[Records from a data collection]
>> start

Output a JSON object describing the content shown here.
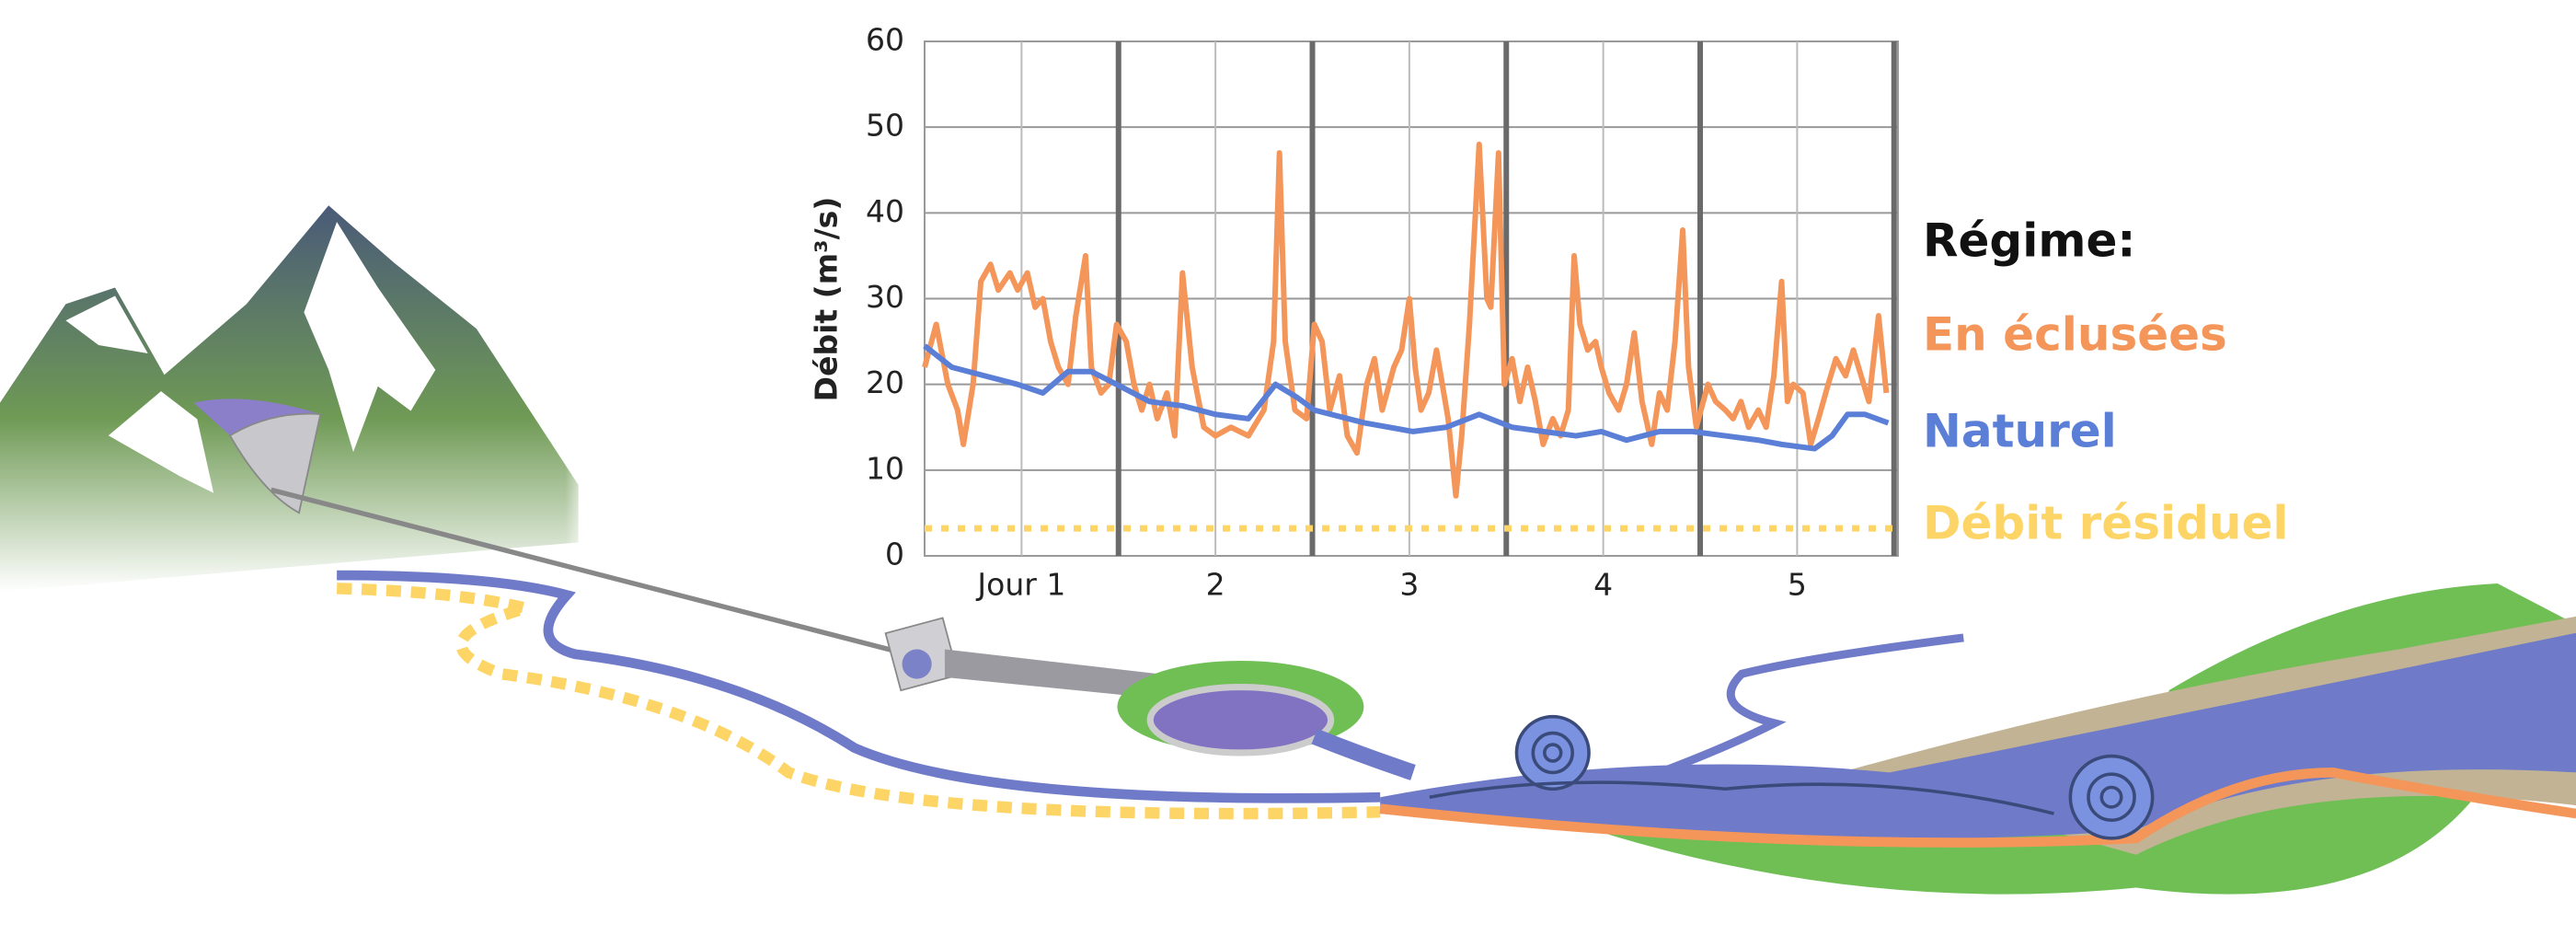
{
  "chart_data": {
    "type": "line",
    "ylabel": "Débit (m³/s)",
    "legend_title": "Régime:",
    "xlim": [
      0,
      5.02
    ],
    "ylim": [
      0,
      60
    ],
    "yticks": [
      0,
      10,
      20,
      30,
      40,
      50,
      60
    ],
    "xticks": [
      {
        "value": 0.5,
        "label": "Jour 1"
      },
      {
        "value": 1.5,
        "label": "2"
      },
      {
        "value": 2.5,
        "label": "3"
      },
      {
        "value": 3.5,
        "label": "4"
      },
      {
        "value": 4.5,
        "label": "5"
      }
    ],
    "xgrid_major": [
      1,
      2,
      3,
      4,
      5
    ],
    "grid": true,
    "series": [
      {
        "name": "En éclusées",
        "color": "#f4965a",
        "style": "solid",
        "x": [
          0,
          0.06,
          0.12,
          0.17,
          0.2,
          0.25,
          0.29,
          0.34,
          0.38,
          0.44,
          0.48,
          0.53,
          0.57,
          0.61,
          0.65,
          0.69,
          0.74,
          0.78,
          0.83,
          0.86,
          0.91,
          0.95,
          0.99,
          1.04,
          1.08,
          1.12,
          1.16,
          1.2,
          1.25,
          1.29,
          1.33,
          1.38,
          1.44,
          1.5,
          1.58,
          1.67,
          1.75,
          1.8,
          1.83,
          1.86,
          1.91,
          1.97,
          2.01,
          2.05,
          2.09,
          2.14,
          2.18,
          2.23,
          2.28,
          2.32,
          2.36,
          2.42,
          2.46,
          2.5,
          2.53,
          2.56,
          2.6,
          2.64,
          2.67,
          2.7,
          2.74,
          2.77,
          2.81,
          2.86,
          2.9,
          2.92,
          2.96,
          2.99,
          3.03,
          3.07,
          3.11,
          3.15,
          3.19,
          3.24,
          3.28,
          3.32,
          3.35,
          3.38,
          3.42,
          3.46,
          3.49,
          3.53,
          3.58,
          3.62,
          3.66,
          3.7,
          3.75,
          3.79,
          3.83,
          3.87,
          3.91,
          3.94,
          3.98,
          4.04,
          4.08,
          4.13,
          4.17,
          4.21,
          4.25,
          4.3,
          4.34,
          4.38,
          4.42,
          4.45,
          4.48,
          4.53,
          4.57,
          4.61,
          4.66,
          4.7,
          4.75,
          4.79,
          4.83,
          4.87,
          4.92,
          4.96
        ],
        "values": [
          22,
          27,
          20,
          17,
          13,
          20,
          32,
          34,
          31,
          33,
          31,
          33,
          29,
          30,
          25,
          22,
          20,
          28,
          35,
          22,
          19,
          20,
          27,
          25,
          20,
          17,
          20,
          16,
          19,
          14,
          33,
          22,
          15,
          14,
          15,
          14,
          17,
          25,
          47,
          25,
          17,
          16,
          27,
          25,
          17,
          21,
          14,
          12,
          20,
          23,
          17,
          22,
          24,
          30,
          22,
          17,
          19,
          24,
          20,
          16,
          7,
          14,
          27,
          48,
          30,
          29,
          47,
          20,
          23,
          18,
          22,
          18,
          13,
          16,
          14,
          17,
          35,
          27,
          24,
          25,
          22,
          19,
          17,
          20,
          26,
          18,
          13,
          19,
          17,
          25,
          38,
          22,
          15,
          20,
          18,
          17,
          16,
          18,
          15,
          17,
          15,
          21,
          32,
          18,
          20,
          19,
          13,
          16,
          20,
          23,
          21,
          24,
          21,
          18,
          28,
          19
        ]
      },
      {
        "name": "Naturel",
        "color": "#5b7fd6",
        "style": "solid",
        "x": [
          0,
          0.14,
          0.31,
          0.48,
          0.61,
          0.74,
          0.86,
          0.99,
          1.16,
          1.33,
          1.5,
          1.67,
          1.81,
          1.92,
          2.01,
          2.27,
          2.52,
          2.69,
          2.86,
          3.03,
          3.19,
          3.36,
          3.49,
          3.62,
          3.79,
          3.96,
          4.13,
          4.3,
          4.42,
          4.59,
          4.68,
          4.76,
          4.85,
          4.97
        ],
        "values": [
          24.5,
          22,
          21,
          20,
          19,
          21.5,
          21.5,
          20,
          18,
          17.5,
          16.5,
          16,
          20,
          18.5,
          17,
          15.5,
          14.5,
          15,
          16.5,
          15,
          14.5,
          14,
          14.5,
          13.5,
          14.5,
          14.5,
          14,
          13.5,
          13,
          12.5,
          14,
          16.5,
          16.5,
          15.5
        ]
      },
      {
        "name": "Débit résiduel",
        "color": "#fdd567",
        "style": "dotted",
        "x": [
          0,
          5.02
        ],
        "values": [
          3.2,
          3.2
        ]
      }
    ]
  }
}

>> end

TASK INSTRUCTIONS: Reproduce each line of the records exactly, and omit every picture.

RESULT:
Output a JSON object describing the content shown here.
{
  "chart_data": {
    "type": "line",
    "ylabel": "Débit (m³/s)",
    "legend_title": "Régime:",
    "xlim": [
      0,
      5.02
    ],
    "ylim": [
      0,
      60
    ],
    "yticks": [
      0,
      10,
      20,
      30,
      40,
      50,
      60
    ],
    "xticks": [
      {
        "value": 0.5,
        "label": "Jour 1"
      },
      {
        "value": 1.5,
        "label": "2"
      },
      {
        "value": 2.5,
        "label": "3"
      },
      {
        "value": 3.5,
        "label": "4"
      },
      {
        "value": 4.5,
        "label": "5"
      }
    ],
    "xgrid_major": [
      1,
      2,
      3,
      4,
      5
    ],
    "grid": true,
    "series": [
      {
        "name": "En éclusées",
        "color": "#f4965a",
        "style": "solid",
        "x": [
          0,
          0.06,
          0.12,
          0.17,
          0.2,
          0.25,
          0.29,
          0.34,
          0.38,
          0.44,
          0.48,
          0.53,
          0.57,
          0.61,
          0.65,
          0.69,
          0.74,
          0.78,
          0.83,
          0.86,
          0.91,
          0.95,
          0.99,
          1.04,
          1.08,
          1.12,
          1.16,
          1.2,
          1.25,
          1.29,
          1.33,
          1.38,
          1.44,
          1.5,
          1.58,
          1.67,
          1.75,
          1.8,
          1.83,
          1.86,
          1.91,
          1.97,
          2.01,
          2.05,
          2.09,
          2.14,
          2.18,
          2.23,
          2.28,
          2.32,
          2.36,
          2.42,
          2.46,
          2.5,
          2.53,
          2.56,
          2.6,
          2.64,
          2.67,
          2.7,
          2.74,
          2.77,
          2.81,
          2.86,
          2.9,
          2.92,
          2.96,
          2.99,
          3.03,
          3.07,
          3.11,
          3.15,
          3.19,
          3.24,
          3.28,
          3.32,
          3.35,
          3.38,
          3.42,
          3.46,
          3.49,
          3.53,
          3.58,
          3.62,
          3.66,
          3.7,
          3.75,
          3.79,
          3.83,
          3.87,
          3.91,
          3.94,
          3.98,
          4.04,
          4.08,
          4.13,
          4.17,
          4.21,
          4.25,
          4.3,
          4.34,
          4.38,
          4.42,
          4.45,
          4.48,
          4.53,
          4.57,
          4.61,
          4.66,
          4.7,
          4.75,
          4.79,
          4.83,
          4.87,
          4.92,
          4.96
        ],
        "values": [
          22,
          27,
          20,
          17,
          13,
          20,
          32,
          34,
          31,
          33,
          31,
          33,
          29,
          30,
          25,
          22,
          20,
          28,
          35,
          22,
          19,
          20,
          27,
          25,
          20,
          17,
          20,
          16,
          19,
          14,
          33,
          22,
          15,
          14,
          15,
          14,
          17,
          25,
          47,
          25,
          17,
          16,
          27,
          25,
          17,
          21,
          14,
          12,
          20,
          23,
          17,
          22,
          24,
          30,
          22,
          17,
          19,
          24,
          20,
          16,
          7,
          14,
          27,
          48,
          30,
          29,
          47,
          20,
          23,
          18,
          22,
          18,
          13,
          16,
          14,
          17,
          35,
          27,
          24,
          25,
          22,
          19,
          17,
          20,
          26,
          18,
          13,
          19,
          17,
          25,
          38,
          22,
          15,
          20,
          18,
          17,
          16,
          18,
          15,
          17,
          15,
          21,
          32,
          18,
          20,
          19,
          13,
          16,
          20,
          23,
          21,
          24,
          21,
          18,
          28,
          19
        ]
      },
      {
        "name": "Naturel",
        "color": "#5b7fd6",
        "style": "solid",
        "x": [
          0,
          0.14,
          0.31,
          0.48,
          0.61,
          0.74,
          0.86,
          0.99,
          1.16,
          1.33,
          1.5,
          1.67,
          1.81,
          1.92,
          2.01,
          2.27,
          2.52,
          2.69,
          2.86,
          3.03,
          3.19,
          3.36,
          3.49,
          3.62,
          3.79,
          3.96,
          4.13,
          4.3,
          4.42,
          4.59,
          4.68,
          4.76,
          4.85,
          4.97
        ],
        "values": [
          24.5,
          22,
          21,
          20,
          19,
          21.5,
          21.5,
          20,
          18,
          17.5,
          16.5,
          16,
          20,
          18.5,
          17,
          15.5,
          14.5,
          15,
          16.5,
          15,
          14.5,
          14,
          14.5,
          13.5,
          14.5,
          14.5,
          14,
          13.5,
          13,
          12.5,
          14,
          16.5,
          16.5,
          15.5
        ]
      },
      {
        "name": "Débit résiduel",
        "color": "#fdd567",
        "style": "dotted",
        "x": [
          0,
          5.02
        ],
        "values": [
          3.2,
          3.2
        ]
      }
    ]
  }
}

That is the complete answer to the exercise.